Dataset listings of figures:

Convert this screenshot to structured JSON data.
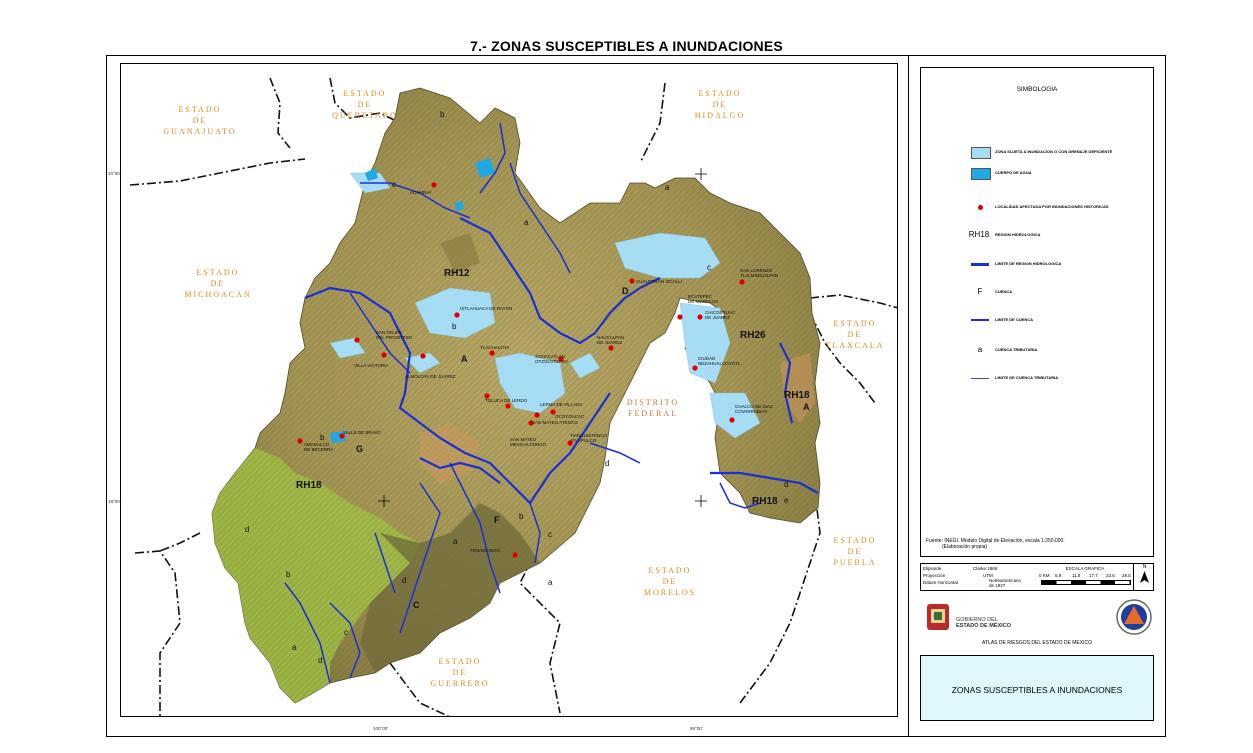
{
  "page_title": "7.- ZONAS SUSCEPTIBLES A INUNDACIONES",
  "states": {
    "guanajuato": "ESTADO\nDE\nGUANAJUATO",
    "queretaro": "ESTADO\nDE\nQUERETARO",
    "hidalgo": "ESTADO\nDE\nHIDALGO",
    "michoacan": "ESTADO\nDE\nMICHOACAN",
    "tlaxcala": "ESTADO\nDE\nTLAXCALA",
    "distrito_federal": "DISTRITO\nFEDERAL",
    "puebla": "ESTADO\nDE\nPUEBLA",
    "morelos": "ESTADO\nDE\nMORELOS",
    "guerrero": "ESTADO\nDE\nGUERRERO"
  },
  "regions": [
    "RH12",
    "RH26",
    "RH18",
    "RH18",
    "RH18"
  ],
  "basins": [
    "A",
    "D",
    "G",
    "F",
    "C",
    "A"
  ],
  "subbasins": [
    "b",
    "c",
    "a",
    "a",
    "c",
    "b",
    "d",
    "d",
    "b",
    "a",
    "c",
    "b",
    "c",
    "a",
    "d",
    "d",
    "d",
    "e",
    "a",
    "b"
  ],
  "localities": [
    "ACAMBAY",
    "IXTLAHUACA DE RAYON",
    "SAN FELIPE\nDEL PROGRESO",
    "VILLA VICTORIA",
    "ALMOLOYA DE JUAREZ",
    "TLACHALOYA",
    "XONACATLAN\nOTZOLOTEPEC",
    "TOLUCA DE LERDO",
    "LERMA DE VILLADA",
    "OCOYOACAC",
    "SAN MATEO ATENCO",
    "SAN MATEO\nMEXICALTZINGO",
    "TIANGUISTENCO\nATLAPULCO",
    "VALLE DE BRAVO",
    "AMANALCO\nDE BECERRA",
    "CUAUTITLAN IZCALLI",
    "ECATEPEC\nDE MORELOS",
    "SAN LORENZO\nTLALMIMILOLPAN",
    "CHICONCUAC\nDE JUAREZ",
    "NAUCALPAN\nDE JUAREZ",
    "CIUDAD\nNEZAHUALCOYOTL",
    "CHALCO DE DIAZ\nCOVARRUBIAS",
    "TENANCINGO"
  ],
  "coordinates": {
    "lat_20": "20°00'",
    "lat_19": "19°00'",
    "lon_100": "100°00'",
    "lon_99": "99°00'"
  },
  "legend": {
    "title": "SIMBOLOGIA",
    "items": [
      {
        "label": "ZONA SUJETA A INUNDACION O CON DRENAJE DEFICIENTE",
        "symbol": "light-blue-rect",
        "color": "#9fd9f0"
      },
      {
        "label": "CUERPO DE AGUA",
        "symbol": "blue-rect",
        "color": "#14a7e0"
      },
      {
        "label": "LOCALIDAD AFECTADA POR INUNDACIONES HISTORICAS",
        "symbol": "red-dot",
        "color": "#e00000"
      },
      {
        "label": "REGION HIDROLOGICA",
        "symbol_text": "RH18"
      },
      {
        "label": "LIMITE DE REGION HIDROLOGICA",
        "symbol": "thick-blue-line",
        "color": "#1a2fd6"
      },
      {
        "label": "CUENCA",
        "symbol_text": "F"
      },
      {
        "label": "LIMITE DE CUENCA",
        "symbol": "medium-blue-line",
        "color": "#1a2fd6"
      },
      {
        "label": "CUENCA TRIBUTARIA",
        "symbol_text": "a"
      },
      {
        "label": "LIMITE DE CUENCA TRIBUTARIA",
        "symbol": "thin-blue-line",
        "color": "#3a46d8"
      }
    ]
  },
  "source": {
    "line1": "Fuente: INEGI. Modelo Digital de Elevación, escala 1:250,000.",
    "line2": "(Elaboración propia)"
  },
  "metadata": {
    "ellipsoid_label": "Elipsoide",
    "ellipsoid_value": "Clarke 1866",
    "projection_label": "Proyección",
    "projection_value": "UTM",
    "datum_label": "Datum Horizontal",
    "datum_value": "Norteamericano\nde 1927",
    "scale_title": "ESCALA GRAFICA",
    "scale_ticks": [
      "0 KM.",
      "5.9",
      "11.8",
      "17.7",
      "23.6",
      "29.5"
    ],
    "north": "N"
  },
  "logos": {
    "gov_line1": "GOBIERNO DEL",
    "gov_line2": "ESTADO DE MÉXICO"
  },
  "atlas_text": "ATLAS DE RIESGOS DEL ESTADO DE MEXICO",
  "map_title_box": "ZONAS SUSCEPTIBLES A INUNDACIONES",
  "colors": {
    "terrain": "#a89a58",
    "terrain_dark": "#6f6a3a",
    "terrain_green": "#9fbe45",
    "flood_zone": "#a6dcf4",
    "water": "#1fa8e3",
    "boundary_blue": "#1a2fd6",
    "state_label": "#d98a1c",
    "locality_dot": "#e00000",
    "title_box": "#dff7fb"
  }
}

(PROBLEM DETAILS) Which lines hold the word "LIMITE"? Copy every one of them.

(OUTPUT)
        "label": "LIMITE DE REGION HIDROLOGICA",
        "label": "LIMITE DE CUENCA",
        "label": "LIMITE DE CUENCA TRIBUTARIA",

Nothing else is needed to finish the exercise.